• [DATA LISTING]

▽

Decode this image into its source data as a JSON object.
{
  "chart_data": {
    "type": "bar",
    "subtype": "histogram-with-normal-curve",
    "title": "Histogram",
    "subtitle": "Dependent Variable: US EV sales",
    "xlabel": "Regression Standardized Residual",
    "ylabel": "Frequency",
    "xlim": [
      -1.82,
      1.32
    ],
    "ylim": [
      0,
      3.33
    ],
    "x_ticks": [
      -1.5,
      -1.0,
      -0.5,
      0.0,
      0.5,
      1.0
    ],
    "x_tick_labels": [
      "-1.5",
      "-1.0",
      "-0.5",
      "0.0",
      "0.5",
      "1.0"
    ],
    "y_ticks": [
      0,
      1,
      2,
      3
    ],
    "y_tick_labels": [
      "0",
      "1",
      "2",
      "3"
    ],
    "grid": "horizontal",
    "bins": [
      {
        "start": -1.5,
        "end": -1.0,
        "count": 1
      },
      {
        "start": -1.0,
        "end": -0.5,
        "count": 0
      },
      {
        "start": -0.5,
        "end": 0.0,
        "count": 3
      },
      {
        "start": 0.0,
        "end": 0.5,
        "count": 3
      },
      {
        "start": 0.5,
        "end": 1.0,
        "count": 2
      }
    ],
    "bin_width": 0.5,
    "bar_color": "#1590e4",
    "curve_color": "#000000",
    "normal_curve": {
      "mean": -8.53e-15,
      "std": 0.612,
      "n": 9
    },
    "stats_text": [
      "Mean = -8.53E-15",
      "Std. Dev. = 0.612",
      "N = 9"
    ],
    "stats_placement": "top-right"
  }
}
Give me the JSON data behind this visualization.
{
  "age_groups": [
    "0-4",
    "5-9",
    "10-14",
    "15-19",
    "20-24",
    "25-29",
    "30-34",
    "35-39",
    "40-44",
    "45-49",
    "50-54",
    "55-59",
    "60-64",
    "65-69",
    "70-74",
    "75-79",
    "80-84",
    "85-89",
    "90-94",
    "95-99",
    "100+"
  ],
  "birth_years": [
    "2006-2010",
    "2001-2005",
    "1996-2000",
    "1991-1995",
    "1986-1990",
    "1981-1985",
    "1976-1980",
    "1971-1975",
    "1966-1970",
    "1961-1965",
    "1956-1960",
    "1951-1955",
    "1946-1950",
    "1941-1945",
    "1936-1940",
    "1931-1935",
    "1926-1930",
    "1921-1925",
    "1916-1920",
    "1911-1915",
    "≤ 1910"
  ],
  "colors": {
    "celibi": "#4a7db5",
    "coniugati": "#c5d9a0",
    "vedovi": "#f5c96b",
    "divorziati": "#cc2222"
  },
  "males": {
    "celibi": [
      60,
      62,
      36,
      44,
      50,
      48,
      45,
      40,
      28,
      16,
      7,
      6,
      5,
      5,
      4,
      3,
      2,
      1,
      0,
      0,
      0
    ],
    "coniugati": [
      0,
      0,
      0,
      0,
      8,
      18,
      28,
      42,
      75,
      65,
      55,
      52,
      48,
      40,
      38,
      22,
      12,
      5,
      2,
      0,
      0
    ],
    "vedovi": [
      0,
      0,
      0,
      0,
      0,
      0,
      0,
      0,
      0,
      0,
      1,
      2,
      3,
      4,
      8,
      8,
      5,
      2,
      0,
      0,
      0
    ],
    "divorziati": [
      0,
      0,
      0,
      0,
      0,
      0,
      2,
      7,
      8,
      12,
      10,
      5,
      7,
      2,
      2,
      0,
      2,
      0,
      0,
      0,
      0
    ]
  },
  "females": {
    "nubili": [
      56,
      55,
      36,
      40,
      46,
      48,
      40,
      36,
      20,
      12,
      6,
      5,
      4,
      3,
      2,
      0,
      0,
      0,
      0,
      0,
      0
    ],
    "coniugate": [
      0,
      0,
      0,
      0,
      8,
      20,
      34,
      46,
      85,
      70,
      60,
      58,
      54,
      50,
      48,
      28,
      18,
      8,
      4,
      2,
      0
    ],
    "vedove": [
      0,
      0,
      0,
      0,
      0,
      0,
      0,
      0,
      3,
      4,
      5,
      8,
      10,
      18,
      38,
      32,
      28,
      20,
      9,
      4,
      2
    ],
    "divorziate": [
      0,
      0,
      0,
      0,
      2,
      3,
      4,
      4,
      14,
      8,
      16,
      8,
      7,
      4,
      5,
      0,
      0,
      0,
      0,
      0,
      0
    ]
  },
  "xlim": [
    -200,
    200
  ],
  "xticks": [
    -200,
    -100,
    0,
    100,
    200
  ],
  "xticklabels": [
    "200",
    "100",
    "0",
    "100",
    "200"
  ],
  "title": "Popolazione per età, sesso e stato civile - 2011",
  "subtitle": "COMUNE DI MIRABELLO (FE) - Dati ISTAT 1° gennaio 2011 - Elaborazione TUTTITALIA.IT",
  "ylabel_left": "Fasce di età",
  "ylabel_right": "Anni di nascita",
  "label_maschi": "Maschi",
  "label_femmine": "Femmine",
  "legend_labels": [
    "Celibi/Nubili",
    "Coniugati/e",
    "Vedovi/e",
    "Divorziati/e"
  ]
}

△

• [WRITTEN EXERCISE]
Gather each line of the listing that holds the string "JSON".

• [OUTPUT FOR THIS TASK]
Decode this image into its source data as a JSON object.
Give me the JSON data behind this visualization.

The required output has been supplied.